- Exercise: Output every entry exactly, from the first line to the last.

- Task material:
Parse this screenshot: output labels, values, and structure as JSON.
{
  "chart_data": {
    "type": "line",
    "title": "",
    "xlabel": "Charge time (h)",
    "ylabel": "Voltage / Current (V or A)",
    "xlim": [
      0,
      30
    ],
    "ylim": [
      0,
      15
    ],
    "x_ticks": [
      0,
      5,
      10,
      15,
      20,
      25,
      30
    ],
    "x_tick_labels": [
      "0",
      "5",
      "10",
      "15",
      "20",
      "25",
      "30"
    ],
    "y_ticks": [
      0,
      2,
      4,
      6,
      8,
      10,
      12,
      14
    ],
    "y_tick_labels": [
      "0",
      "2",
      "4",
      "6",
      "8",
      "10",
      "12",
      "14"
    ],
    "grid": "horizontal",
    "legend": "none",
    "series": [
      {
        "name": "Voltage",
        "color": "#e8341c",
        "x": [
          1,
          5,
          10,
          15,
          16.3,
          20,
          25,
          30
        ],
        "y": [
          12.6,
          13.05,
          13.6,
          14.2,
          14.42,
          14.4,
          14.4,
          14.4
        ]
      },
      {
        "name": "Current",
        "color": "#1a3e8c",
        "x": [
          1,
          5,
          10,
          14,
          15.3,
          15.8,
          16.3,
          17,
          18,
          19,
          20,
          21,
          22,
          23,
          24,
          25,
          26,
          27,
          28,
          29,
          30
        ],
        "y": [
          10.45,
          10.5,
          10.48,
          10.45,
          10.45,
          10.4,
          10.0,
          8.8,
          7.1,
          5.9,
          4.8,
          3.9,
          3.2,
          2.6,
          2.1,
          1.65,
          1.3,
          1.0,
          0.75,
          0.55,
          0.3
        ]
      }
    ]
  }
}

- Expected answer:
Parse this screenshot: output labels, values, and structure as JSON.
{
  "chart_data": {
    "type": "line",
    "title": "",
    "xlabel": "Charge time (h)",
    "ylabel": "Voltage / Current (V or A)",
    "xlim": [
      0,
      30
    ],
    "ylim": [
      0,
      15
    ],
    "x_ticks": [
      0,
      5,
      10,
      15,
      20,
      25,
      30
    ],
    "x_tick_labels": [
      "0",
      "5",
      "10",
      "15",
      "20",
      "25",
      "30"
    ],
    "y_ticks": [
      0,
      2,
      4,
      6,
      8,
      10,
      12,
      14
    ],
    "y_tick_labels": [
      "0",
      "2",
      "4",
      "6",
      "8",
      "10",
      "12",
      "14"
    ],
    "grid": "horizontal",
    "legend": "none",
    "series": [
      {
        "name": "Voltage",
        "color": "#e8341c",
        "x": [
          1,
          5,
          10,
          15,
          16.3,
          20,
          25,
          30
        ],
        "y": [
          12.6,
          13.05,
          13.6,
          14.2,
          14.42,
          14.4,
          14.4,
          14.4
        ]
      },
      {
        "name": "Current",
        "color": "#1a3e8c",
        "x": [
          1,
          5,
          10,
          14,
          15.3,
          15.8,
          16.3,
          17,
          18,
          19,
          20,
          21,
          22,
          23,
          24,
          25,
          26,
          27,
          28,
          29,
          30
        ],
        "y": [
          10.45,
          10.5,
          10.48,
          10.45,
          10.45,
          10.4,
          10.0,
          8.8,
          7.1,
          5.9,
          4.8,
          3.9,
          3.2,
          2.6,
          2.1,
          1.65,
          1.3,
          1.0,
          0.75,
          0.55,
          0.3
        ]
      }
    ]
  }
}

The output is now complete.